PROBLEM TO WORK ON: Single out the lines of the material that contain "chung" and copy them.

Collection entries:

□ □ □ □ □ □ □

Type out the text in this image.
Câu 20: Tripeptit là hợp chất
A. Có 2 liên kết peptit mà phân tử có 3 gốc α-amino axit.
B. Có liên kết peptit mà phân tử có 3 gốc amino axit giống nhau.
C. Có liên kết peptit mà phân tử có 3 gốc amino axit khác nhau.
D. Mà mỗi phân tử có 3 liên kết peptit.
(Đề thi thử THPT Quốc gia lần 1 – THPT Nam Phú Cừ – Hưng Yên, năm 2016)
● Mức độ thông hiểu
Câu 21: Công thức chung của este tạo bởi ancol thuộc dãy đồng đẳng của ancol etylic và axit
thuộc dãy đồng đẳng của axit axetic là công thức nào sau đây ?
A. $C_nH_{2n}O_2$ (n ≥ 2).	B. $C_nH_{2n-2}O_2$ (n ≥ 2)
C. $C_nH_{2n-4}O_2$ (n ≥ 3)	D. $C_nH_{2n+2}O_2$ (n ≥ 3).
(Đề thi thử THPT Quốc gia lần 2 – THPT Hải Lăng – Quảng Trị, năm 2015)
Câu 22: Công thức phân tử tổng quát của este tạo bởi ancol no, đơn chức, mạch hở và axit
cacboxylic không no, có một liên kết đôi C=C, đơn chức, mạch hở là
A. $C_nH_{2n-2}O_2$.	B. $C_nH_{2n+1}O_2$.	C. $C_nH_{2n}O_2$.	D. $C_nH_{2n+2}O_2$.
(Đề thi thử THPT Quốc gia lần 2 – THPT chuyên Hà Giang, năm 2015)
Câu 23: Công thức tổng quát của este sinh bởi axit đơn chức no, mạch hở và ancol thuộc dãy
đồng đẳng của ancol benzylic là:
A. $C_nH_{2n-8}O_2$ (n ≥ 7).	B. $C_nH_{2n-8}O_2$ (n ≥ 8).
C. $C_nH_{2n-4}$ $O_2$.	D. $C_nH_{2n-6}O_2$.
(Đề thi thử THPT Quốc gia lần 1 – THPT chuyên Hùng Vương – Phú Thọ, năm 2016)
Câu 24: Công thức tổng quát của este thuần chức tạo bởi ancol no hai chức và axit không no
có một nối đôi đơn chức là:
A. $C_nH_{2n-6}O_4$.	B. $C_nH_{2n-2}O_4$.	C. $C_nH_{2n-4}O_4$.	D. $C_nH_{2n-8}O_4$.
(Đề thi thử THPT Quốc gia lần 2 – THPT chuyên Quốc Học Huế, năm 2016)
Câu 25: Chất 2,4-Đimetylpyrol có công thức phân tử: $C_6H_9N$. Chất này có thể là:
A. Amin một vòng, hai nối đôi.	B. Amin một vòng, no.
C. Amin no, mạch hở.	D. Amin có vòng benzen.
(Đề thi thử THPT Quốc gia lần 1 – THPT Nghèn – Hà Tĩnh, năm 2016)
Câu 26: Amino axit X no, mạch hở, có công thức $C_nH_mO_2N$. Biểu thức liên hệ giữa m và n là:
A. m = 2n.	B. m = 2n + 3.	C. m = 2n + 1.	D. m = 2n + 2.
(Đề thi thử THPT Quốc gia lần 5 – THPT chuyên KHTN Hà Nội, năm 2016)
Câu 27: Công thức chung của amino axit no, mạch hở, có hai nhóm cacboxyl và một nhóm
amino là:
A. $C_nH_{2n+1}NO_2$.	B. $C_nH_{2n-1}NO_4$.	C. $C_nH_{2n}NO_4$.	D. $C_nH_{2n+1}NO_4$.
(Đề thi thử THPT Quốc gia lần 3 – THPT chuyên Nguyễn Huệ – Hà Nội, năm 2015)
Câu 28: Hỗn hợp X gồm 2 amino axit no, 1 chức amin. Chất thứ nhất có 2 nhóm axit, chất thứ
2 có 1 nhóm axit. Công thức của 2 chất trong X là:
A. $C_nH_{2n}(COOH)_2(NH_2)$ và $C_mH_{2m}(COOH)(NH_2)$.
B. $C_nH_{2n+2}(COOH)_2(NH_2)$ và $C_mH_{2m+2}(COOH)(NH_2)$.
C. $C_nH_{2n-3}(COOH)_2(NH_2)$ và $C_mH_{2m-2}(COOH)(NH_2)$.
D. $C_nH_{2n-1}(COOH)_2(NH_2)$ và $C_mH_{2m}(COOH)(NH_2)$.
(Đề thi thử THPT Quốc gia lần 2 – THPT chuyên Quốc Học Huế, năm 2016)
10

□ □ □ □ □ □ □

REPLY TO THE TASK:
Câu 21: Công thức chung của este tạo bởi ancol thuộc dãy đồng đẳng của ancol etylic và axit
Câu 27: Công thức chung của amino axit no, mạch hở, có hai nhóm cacboxyl và một nhóm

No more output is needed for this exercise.